** Set task **
Go through the data below. Pull out every line that has the word "права".

Collected data entries:
- - -

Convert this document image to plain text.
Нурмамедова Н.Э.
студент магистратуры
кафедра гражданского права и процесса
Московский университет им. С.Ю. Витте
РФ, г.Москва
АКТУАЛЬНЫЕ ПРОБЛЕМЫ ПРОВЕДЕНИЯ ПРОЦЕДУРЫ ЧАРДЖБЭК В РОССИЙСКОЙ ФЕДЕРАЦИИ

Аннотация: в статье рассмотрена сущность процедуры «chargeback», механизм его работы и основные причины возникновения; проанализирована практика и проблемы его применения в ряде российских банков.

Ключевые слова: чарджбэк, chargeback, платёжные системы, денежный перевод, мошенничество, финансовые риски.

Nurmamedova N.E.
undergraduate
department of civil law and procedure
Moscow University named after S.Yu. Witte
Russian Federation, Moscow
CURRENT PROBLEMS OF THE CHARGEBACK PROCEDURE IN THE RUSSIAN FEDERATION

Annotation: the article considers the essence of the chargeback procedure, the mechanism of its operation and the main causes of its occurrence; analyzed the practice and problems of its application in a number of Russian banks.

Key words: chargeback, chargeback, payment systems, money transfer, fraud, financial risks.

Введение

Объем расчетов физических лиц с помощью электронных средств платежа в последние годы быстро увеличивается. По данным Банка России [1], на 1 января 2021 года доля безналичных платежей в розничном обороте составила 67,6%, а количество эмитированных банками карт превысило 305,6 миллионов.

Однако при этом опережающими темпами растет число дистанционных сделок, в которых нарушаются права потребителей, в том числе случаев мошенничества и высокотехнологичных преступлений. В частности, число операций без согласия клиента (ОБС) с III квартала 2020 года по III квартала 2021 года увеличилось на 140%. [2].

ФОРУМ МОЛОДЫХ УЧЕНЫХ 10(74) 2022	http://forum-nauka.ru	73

- - -

** Completed task **
кафедра гражданского права и процесса
Однако при этом опережающими темпами растет число дистанционных сделок, в которых нарушаются права потребителей, в том числе случаев мошенничества и высокотехнологичных преступлений. В частности, число операций без согласия клиента (ОБС) с III квартала 2020 года по III квартала 2021 года увеличилось на 140%. [2].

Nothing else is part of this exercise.